Record set |
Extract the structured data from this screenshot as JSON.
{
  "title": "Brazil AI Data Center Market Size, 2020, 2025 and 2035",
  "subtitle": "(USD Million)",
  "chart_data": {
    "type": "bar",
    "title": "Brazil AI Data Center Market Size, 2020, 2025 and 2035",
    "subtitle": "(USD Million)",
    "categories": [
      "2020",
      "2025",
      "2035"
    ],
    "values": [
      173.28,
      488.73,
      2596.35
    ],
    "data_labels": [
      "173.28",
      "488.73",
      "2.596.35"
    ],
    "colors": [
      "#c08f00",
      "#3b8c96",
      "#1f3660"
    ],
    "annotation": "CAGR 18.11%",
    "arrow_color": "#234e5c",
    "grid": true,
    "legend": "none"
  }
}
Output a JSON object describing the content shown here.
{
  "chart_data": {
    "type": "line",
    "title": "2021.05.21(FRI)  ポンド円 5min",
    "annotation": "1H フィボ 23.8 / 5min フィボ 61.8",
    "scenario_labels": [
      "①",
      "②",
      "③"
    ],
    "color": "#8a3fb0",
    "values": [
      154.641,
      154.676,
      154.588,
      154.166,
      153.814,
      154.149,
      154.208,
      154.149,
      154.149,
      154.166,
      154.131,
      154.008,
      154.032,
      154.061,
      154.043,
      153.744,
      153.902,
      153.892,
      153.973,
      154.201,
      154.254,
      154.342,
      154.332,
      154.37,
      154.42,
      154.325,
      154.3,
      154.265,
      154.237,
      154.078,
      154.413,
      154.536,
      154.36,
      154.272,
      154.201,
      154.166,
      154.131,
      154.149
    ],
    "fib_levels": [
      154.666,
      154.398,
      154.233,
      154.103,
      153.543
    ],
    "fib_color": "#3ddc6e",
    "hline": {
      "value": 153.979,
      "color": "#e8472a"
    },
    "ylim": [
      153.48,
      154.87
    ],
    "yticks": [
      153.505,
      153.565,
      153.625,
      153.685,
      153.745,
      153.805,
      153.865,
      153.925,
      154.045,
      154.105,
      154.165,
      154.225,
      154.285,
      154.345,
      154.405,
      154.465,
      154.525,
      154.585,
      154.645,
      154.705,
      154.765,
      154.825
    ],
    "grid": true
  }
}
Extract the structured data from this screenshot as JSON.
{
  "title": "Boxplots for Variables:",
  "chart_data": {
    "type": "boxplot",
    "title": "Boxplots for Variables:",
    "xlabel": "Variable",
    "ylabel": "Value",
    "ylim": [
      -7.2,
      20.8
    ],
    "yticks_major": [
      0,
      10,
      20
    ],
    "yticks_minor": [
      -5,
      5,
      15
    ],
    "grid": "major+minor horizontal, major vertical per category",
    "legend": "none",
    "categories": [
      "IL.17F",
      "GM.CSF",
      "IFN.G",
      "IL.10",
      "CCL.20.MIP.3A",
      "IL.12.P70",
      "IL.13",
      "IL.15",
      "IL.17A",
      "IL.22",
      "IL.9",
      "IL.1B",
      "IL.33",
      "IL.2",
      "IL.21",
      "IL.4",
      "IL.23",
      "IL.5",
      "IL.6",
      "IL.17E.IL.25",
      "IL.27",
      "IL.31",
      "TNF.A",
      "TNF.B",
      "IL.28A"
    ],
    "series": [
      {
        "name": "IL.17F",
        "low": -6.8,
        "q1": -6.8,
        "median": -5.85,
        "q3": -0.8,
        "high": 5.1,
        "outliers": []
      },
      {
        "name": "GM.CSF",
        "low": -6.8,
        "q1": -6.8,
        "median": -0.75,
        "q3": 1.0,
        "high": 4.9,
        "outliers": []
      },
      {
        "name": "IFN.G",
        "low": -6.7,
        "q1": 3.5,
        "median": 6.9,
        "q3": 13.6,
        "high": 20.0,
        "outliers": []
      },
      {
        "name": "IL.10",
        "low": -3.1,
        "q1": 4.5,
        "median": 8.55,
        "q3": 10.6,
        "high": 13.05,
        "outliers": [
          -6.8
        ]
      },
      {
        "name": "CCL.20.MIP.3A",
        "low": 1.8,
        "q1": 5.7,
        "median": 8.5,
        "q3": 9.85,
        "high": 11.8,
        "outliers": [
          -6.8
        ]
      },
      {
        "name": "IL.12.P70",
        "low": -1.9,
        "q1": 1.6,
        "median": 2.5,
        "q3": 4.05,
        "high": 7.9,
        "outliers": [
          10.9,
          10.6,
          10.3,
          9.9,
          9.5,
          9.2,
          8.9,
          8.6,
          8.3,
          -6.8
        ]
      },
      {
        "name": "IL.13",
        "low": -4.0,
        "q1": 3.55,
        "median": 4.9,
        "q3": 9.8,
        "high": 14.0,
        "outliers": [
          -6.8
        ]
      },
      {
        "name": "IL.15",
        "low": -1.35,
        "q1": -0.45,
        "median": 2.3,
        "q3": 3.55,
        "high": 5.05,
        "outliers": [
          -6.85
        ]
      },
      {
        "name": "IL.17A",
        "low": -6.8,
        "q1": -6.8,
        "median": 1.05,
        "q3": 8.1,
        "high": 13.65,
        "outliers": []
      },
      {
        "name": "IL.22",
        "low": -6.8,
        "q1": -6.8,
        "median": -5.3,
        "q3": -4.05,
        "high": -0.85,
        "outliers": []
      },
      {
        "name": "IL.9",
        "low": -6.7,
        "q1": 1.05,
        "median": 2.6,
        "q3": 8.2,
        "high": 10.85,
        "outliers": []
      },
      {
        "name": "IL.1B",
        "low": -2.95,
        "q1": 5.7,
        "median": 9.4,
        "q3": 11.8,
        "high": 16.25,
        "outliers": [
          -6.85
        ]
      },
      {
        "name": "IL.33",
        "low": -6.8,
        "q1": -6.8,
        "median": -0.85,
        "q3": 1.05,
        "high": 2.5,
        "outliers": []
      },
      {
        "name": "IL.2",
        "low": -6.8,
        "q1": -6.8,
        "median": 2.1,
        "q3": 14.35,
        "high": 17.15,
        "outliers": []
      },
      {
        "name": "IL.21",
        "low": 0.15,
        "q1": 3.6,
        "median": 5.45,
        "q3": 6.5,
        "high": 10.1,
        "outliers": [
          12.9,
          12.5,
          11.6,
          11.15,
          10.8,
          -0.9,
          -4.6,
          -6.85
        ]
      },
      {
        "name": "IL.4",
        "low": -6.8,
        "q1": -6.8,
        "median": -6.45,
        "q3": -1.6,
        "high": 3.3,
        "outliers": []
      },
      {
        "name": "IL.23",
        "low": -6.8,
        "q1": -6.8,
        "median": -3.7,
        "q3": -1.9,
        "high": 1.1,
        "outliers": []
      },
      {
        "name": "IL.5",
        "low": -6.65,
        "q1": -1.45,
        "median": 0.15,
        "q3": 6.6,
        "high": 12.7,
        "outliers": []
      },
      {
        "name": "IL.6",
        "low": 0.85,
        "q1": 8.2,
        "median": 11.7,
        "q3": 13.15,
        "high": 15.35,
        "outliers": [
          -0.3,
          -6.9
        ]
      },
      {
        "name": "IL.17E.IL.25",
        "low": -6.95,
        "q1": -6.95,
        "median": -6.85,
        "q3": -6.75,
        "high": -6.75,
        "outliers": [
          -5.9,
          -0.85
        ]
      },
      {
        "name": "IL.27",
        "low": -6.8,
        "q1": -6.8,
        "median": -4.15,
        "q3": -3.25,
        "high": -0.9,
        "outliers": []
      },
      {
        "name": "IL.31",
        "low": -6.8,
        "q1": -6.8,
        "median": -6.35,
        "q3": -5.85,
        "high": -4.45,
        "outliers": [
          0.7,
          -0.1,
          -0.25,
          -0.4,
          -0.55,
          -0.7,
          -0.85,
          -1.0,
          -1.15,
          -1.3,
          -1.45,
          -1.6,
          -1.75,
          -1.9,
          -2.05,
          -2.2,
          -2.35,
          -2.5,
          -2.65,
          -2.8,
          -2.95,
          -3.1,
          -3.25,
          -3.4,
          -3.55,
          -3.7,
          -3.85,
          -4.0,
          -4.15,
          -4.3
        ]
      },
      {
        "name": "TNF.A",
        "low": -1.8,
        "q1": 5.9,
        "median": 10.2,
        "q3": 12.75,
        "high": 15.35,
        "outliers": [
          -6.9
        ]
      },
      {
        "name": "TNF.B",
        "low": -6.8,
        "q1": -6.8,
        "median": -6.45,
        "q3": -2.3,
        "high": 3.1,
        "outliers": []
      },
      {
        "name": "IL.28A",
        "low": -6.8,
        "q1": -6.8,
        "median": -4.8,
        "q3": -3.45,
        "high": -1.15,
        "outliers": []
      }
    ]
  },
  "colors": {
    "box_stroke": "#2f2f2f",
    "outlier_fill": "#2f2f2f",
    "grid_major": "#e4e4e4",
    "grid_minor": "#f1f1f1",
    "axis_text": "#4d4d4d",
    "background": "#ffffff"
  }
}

Task goal | Out of the material above, gather each line where "Boxplots" appears.

Task result |
  "title": "Boxplots for Variables:",
    "title": "Boxplots for Variables:",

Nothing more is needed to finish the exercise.